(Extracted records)
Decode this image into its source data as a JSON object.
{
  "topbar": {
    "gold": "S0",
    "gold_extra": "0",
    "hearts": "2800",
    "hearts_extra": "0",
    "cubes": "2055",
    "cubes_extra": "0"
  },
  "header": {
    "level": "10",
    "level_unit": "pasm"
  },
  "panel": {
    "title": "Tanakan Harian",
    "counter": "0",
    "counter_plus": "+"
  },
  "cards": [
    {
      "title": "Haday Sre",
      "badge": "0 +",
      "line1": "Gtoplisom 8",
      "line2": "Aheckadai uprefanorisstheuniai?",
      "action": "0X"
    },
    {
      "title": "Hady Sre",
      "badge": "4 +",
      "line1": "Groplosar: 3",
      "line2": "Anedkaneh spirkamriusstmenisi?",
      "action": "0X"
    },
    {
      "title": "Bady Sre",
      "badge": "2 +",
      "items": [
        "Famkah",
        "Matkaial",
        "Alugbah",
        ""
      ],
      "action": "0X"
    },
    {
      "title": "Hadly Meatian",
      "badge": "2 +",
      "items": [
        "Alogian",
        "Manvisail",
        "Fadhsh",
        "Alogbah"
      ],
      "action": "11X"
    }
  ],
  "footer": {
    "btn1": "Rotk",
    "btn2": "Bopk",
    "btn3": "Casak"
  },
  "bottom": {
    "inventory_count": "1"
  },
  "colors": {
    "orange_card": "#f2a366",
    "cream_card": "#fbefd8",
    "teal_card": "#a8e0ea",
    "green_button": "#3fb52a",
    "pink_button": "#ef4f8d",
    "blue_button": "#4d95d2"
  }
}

* What is needed *
The whole listing above needs to be written out again exactly.

* Right answer *
Decode this image into its source data as a JSON object.
{
  "topbar": {
    "gold": "S0",
    "gold_extra": "0",
    "hearts": "2800",
    "hearts_extra": "0",
    "cubes": "2055",
    "cubes_extra": "0"
  },
  "header": {
    "level": "10",
    "level_unit": "pasm"
  },
  "panel": {
    "title": "Tanakan Harian",
    "counter": "0",
    "counter_plus": "+"
  },
  "cards": [
    {
      "title": "Haday Sre",
      "badge": "0 +",
      "line1": "Gtoplisom 8",
      "line2": "Aheckadai uprefanorisstheuniai?",
      "action": "0X"
    },
    {
      "title": "Hady Sre",
      "badge": "4 +",
      "line1": "Groplosar: 3",
      "line2": "Anedkaneh spirkamriusstmenisi?",
      "action": "0X"
    },
    {
      "title": "Bady Sre",
      "badge": "2 +",
      "items": [
        "Famkah",
        "Matkaial",
        "Alugbah",
        ""
      ],
      "action": "0X"
    },
    {
      "title": "Hadly Meatian",
      "badge": "2 +",
      "items": [
        "Alogian",
        "Manvisail",
        "Fadhsh",
        "Alogbah"
      ],
      "action": "11X"
    }
  ],
  "footer": {
    "btn1": "Rotk",
    "btn2": "Bopk",
    "btn3": "Casak"
  },
  "bottom": {
    "inventory_count": "1"
  },
  "colors": {
    "orange_card": "#f2a366",
    "cream_card": "#fbefd8",
    "teal_card": "#a8e0ea",
    "green_button": "#3fb52a",
    "pink_button": "#ef4f8d",
    "blue_button": "#4d95d2"
  }
}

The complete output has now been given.